## [AIM]
Your task is to retype each line of the data below exactly.

--- Start MATERIAL SHOWN ---

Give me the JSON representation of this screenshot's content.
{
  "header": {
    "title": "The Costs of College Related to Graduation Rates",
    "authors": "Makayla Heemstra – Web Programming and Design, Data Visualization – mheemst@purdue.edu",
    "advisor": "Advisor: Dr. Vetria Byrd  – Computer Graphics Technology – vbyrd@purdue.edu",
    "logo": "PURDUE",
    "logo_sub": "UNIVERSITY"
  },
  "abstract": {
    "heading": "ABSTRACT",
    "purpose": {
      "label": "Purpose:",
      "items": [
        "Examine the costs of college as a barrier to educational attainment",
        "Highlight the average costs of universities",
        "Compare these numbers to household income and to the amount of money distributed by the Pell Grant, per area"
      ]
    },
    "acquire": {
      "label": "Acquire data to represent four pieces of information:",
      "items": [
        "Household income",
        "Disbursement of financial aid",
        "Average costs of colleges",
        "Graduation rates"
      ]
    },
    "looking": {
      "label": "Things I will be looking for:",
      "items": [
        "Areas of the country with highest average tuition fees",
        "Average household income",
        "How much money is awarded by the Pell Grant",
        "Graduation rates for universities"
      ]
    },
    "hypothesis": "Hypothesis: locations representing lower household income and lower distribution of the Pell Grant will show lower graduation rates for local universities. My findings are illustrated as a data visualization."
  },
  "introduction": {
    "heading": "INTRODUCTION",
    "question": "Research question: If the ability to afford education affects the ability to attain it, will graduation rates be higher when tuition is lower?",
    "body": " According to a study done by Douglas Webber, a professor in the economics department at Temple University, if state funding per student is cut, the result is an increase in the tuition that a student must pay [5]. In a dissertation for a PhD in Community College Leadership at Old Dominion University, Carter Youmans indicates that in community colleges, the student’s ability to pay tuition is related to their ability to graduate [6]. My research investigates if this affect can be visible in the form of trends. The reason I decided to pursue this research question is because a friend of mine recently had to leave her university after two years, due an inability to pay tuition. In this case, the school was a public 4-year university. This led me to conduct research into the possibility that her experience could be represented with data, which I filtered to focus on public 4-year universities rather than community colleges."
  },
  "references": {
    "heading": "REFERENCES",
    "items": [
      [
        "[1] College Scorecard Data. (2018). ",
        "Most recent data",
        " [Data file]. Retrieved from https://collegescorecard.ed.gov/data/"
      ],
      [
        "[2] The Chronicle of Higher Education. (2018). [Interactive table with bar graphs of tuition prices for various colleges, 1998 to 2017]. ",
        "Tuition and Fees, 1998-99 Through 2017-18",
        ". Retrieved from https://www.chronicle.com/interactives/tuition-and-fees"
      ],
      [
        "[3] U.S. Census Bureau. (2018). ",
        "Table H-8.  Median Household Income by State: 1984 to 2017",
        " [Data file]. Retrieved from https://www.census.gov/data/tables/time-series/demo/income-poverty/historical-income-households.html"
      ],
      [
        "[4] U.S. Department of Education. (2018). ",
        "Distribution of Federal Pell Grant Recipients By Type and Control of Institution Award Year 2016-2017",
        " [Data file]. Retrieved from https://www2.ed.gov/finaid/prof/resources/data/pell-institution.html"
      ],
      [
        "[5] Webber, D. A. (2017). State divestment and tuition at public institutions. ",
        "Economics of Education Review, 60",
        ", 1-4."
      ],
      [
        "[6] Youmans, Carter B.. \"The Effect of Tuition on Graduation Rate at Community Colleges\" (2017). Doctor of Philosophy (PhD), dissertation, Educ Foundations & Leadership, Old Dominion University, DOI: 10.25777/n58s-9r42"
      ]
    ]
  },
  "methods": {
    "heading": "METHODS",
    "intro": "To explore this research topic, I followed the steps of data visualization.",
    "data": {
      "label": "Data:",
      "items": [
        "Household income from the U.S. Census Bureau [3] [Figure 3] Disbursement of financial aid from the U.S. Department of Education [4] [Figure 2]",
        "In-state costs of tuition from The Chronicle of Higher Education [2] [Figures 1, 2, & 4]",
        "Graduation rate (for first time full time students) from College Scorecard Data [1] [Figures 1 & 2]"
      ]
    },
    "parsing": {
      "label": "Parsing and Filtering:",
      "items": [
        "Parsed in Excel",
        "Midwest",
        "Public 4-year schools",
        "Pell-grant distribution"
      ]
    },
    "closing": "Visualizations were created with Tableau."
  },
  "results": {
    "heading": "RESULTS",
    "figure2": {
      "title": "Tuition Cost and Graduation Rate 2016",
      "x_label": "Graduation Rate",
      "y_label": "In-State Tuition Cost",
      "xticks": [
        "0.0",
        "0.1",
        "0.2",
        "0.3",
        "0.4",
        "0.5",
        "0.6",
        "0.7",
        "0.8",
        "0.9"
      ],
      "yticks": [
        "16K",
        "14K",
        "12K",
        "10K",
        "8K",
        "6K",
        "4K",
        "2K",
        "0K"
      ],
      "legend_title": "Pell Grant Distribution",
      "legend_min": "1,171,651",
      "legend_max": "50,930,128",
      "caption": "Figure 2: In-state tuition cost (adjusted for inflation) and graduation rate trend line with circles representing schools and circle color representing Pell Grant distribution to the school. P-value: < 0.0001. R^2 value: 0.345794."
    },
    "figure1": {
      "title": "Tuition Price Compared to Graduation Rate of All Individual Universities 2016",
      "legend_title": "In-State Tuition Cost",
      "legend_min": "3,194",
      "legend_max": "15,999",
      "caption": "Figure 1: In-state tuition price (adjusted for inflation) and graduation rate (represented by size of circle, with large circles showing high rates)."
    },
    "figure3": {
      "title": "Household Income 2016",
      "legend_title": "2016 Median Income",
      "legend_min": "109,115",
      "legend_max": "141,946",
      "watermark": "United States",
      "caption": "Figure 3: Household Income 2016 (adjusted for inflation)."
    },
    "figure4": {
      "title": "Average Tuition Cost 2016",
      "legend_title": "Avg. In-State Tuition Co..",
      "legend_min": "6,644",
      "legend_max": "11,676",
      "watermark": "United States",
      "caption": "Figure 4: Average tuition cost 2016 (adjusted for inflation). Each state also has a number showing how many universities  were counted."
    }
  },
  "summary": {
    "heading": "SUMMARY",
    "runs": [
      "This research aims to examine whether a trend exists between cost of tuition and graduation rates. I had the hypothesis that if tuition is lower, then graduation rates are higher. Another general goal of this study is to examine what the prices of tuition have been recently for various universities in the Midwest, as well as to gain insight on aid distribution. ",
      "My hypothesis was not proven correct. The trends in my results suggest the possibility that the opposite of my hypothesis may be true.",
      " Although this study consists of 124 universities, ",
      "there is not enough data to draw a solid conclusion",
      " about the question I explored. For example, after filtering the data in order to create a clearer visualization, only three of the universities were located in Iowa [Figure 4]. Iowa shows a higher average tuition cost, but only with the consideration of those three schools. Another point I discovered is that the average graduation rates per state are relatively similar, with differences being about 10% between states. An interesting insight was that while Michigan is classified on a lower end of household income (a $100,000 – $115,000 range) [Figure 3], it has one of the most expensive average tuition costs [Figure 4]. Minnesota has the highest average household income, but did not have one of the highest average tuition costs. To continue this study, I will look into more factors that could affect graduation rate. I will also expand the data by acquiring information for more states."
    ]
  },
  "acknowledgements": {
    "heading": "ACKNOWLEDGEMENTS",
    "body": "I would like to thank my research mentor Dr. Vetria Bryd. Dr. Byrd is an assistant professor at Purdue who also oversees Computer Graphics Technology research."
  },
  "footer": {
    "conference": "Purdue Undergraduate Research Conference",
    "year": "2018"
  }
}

--- End MATERIAL SHOWN ---

## [ANSWER TO THIS TASK]
Give me the JSON representation of this screenshot's content.
{
  "header": {
    "title": "The Costs of College Related to Graduation Rates",
    "authors": "Makayla Heemstra – Web Programming and Design, Data Visualization – mheemst@purdue.edu",
    "advisor": "Advisor: Dr. Vetria Byrd  – Computer Graphics Technology – vbyrd@purdue.edu",
    "logo": "PURDUE",
    "logo_sub": "UNIVERSITY"
  },
  "abstract": {
    "heading": "ABSTRACT",
    "purpose": {
      "label": "Purpose:",
      "items": [
        "Examine the costs of college as a barrier to educational attainment",
        "Highlight the average costs of universities",
        "Compare these numbers to household income and to the amount of money distributed by the Pell Grant, per area"
      ]
    },
    "acquire": {
      "label": "Acquire data to represent four pieces of information:",
      "items": [
        "Household income",
        "Disbursement of financial aid",
        "Average costs of colleges",
        "Graduation rates"
      ]
    },
    "looking": {
      "label": "Things I will be looking for:",
      "items": [
        "Areas of the country with highest average tuition fees",
        "Average household income",
        "How much money is awarded by the Pell Grant",
        "Graduation rates for universities"
      ]
    },
    "hypothesis": "Hypothesis: locations representing lower household income and lower distribution of the Pell Grant will show lower graduation rates for local universities. My findings are illustrated as a data visualization."
  },
  "introduction": {
    "heading": "INTRODUCTION",
    "question": "Research question: If the ability to afford education affects the ability to attain it, will graduation rates be higher when tuition is lower?",
    "body": " According to a study done by Douglas Webber, a professor in the economics department at Temple University, if state funding per student is cut, the result is an increase in the tuition that a student must pay [5]. In a dissertation for a PhD in Community College Leadership at Old Dominion University, Carter Youmans indicates that in community colleges, the student’s ability to pay tuition is related to their ability to graduate [6]. My research investigates if this affect can be visible in the form of trends. The reason I decided to pursue this research question is because a friend of mine recently had to leave her university after two years, due an inability to pay tuition. In this case, the school was a public 4-year university. This led me to conduct research into the possibility that her experience could be represented with data, which I filtered to focus on public 4-year universities rather than community colleges."
  },
  "references": {
    "heading": "REFERENCES",
    "items": [
      [
        "[1] College Scorecard Data. (2018). ",
        "Most recent data",
        " [Data file]. Retrieved from https://collegescorecard.ed.gov/data/"
      ],
      [
        "[2] The Chronicle of Higher Education. (2018). [Interactive table with bar graphs of tuition prices for various colleges, 1998 to 2017]. ",
        "Tuition and Fees, 1998-99 Through 2017-18",
        ". Retrieved from https://www.chronicle.com/interactives/tuition-and-fees"
      ],
      [
        "[3] U.S. Census Bureau. (2018). ",
        "Table H-8.  Median Household Income by State: 1984 to 2017",
        " [Data file]. Retrieved from https://www.census.gov/data/tables/time-series/demo/income-poverty/historical-income-households.html"
      ],
      [
        "[4] U.S. Department of Education. (2018). ",
        "Distribution of Federal Pell Grant Recipients By Type and Control of Institution Award Year 2016-2017",
        " [Data file]. Retrieved from https://www2.ed.gov/finaid/prof/resources/data/pell-institution.html"
      ],
      [
        "[5] Webber, D. A. (2017). State divestment and tuition at public institutions. ",
        "Economics of Education Review, 60",
        ", 1-4."
      ],
      [
        "[6] Youmans, Carter B.. \"The Effect of Tuition on Graduation Rate at Community Colleges\" (2017). Doctor of Philosophy (PhD), dissertation, Educ Foundations & Leadership, Old Dominion University, DOI: 10.25777/n58s-9r42"
      ]
    ]
  },
  "methods": {
    "heading": "METHODS",
    "intro": "To explore this research topic, I followed the steps of data visualization.",
    "data": {
      "label": "Data:",
      "items": [
        "Household income from the U.S. Census Bureau [3] [Figure 3] Disbursement of financial aid from the U.S. Department of Education [4] [Figure 2]",
        "In-state costs of tuition from The Chronicle of Higher Education [2] [Figures 1, 2, & 4]",
        "Graduation rate (for first time full time students) from College Scorecard Data [1] [Figures 1 & 2]"
      ]
    },
    "parsing": {
      "label": "Parsing and Filtering:",
      "items": [
        "Parsed in Excel",
        "Midwest",
        "Public 4-year schools",
        "Pell-grant distribution"
      ]
    },
    "closing": "Visualizations were created with Tableau."
  },
  "results": {
    "heading": "RESULTS",
    "figure2": {
      "title": "Tuition Cost and Graduation Rate 2016",
      "x_label": "Graduation Rate",
      "y_label": "In-State Tuition Cost",
      "xticks": [
        "0.0",
        "0.1",
        "0.2",
        "0.3",
        "0.4",
        "0.5",
        "0.6",
        "0.7",
        "0.8",
        "0.9"
      ],
      "yticks": [
        "16K",
        "14K",
        "12K",
        "10K",
        "8K",
        "6K",
        "4K",
        "2K",
        "0K"
      ],
      "legend_title": "Pell Grant Distribution",
      "legend_min": "1,171,651",
      "legend_max": "50,930,128",
      "caption": "Figure 2: In-state tuition cost (adjusted for inflation) and graduation rate trend line with circles representing schools and circle color representing Pell Grant distribution to the school. P-value: < 0.0001. R^2 value: 0.345794."
    },
    "figure1": {
      "title": "Tuition Price Compared to Graduation Rate of All Individual Universities 2016",
      "legend_title": "In-State Tuition Cost",
      "legend_min": "3,194",
      "legend_max": "15,999",
      "caption": "Figure 1: In-state tuition price (adjusted for inflation) and graduation rate (represented by size of circle, with large circles showing high rates)."
    },
    "figure3": {
      "title": "Household Income 2016",
      "legend_title": "2016 Median Income",
      "legend_min": "109,115",
      "legend_max": "141,946",
      "watermark": "United States",
      "caption": "Figure 3: Household Income 2016 (adjusted for inflation)."
    },
    "figure4": {
      "title": "Average Tuition Cost 2016",
      "legend_title": "Avg. In-State Tuition Co..",
      "legend_min": "6,644",
      "legend_max": "11,676",
      "watermark": "United States",
      "caption": "Figure 4: Average tuition cost 2016 (adjusted for inflation). Each state also has a number showing how many universities  were counted."
    }
  },
  "summary": {
    "heading": "SUMMARY",
    "runs": [
      "This research aims to examine whether a trend exists between cost of tuition and graduation rates. I had the hypothesis that if tuition is lower, then graduation rates are higher. Another general goal of this study is to examine what the prices of tuition have been recently for various universities in the Midwest, as well as to gain insight on aid distribution. ",
      "My hypothesis was not proven correct. The trends in my results suggest the possibility that the opposite of my hypothesis may be true.",
      " Although this study consists of 124 universities, ",
      "there is not enough data to draw a solid conclusion",
      " about the question I explored. For example, after filtering the data in order to create a clearer visualization, only three of the universities were located in Iowa [Figure 4]. Iowa shows a higher average tuition cost, but only with the consideration of those three schools. Another point I discovered is that the average graduation rates per state are relatively similar, with differences being about 10% between states. An interesting insight was that while Michigan is classified on a lower end of household income (a $100,000 – $115,000 range) [Figure 3], it has one of the most expensive average tuition costs [Figure 4]. Minnesota has the highest average household income, but did not have one of the highest average tuition costs. To continue this study, I will look into more factors that could affect graduation rate. I will also expand the data by acquiring information for more states."
    ]
  },
  "acknowledgements": {
    "heading": "ACKNOWLEDGEMENTS",
    "body": "I would like to thank my research mentor Dr. Vetria Bryd. Dr. Byrd is an assistant professor at Purdue who also oversees Computer Graphics Technology research."
  },
  "footer": {
    "conference": "Purdue Undergraduate Research Conference",
    "year": "2018"
  }
}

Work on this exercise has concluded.